• AIM
Every line containing the word "было" needs to be found and copied.

= = = = = = =

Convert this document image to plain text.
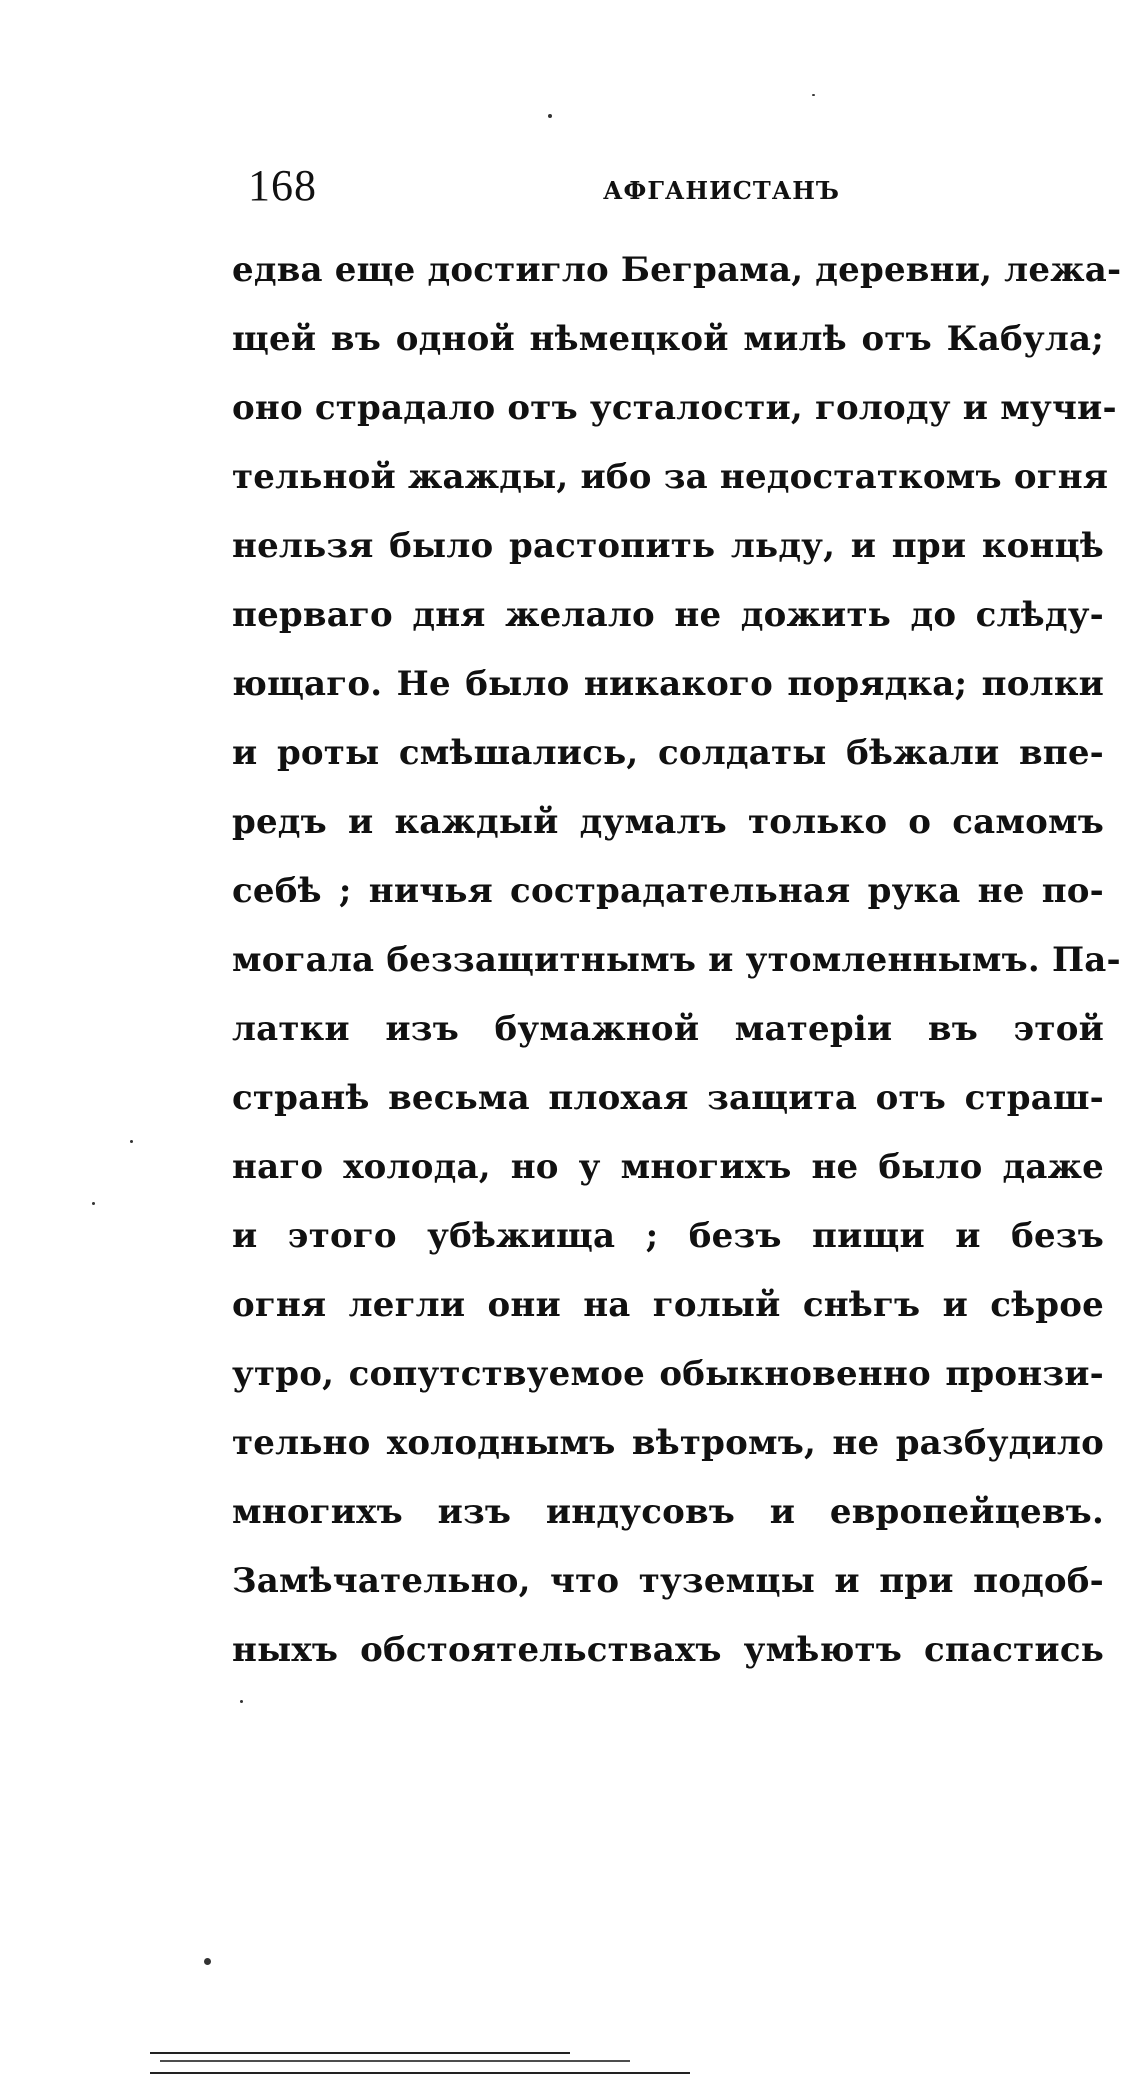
168	АФГАНИСТАНЪ
едва еще достигло Беграма, деревни, лежа-
щей въ одной нѣмецкой милѣ отъ Кабула;
оно страдало отъ усталости, голоду и мучи-
тельной жажды, ибо за недостаткомъ огня
нельзя было растопить льду, и при концѣ
перваго дня желало не дожить до слѣду-
ющаго. Не было никакого порядка; полки
и роты смѣшались, солдаты бѣжали впе-
редъ и каждый думалъ только о самомъ
себѣ ; ничья сострадательная рука не по-
могала беззащитнымъ и утомленнымъ. Па-
латки изъ бумажной матеріи въ этой
странѣ весьма плохая защита отъ страш-
наго холода, но у многихъ не было даже
и этого убѣжища ; безъ пищи и безъ
огня легли они на голый снѣгъ и сѣрое
утро, сопутствуемое обыкновенно пронзи-
тельно холоднымъ вѣтромъ, не разбудило
многихъ изъ индусовъ и европейцевъ.
Замѣчательно, что туземцы и при подоб-
ныхъ обстоятельствахъ умѣютъ спастись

= = = = = = =

• SOLUTION FOR THIS TASK
нельзя было растопить льду, и при концѣ
ющаго. Не было никакого порядка; полки
наго холода, но у многихъ не было даже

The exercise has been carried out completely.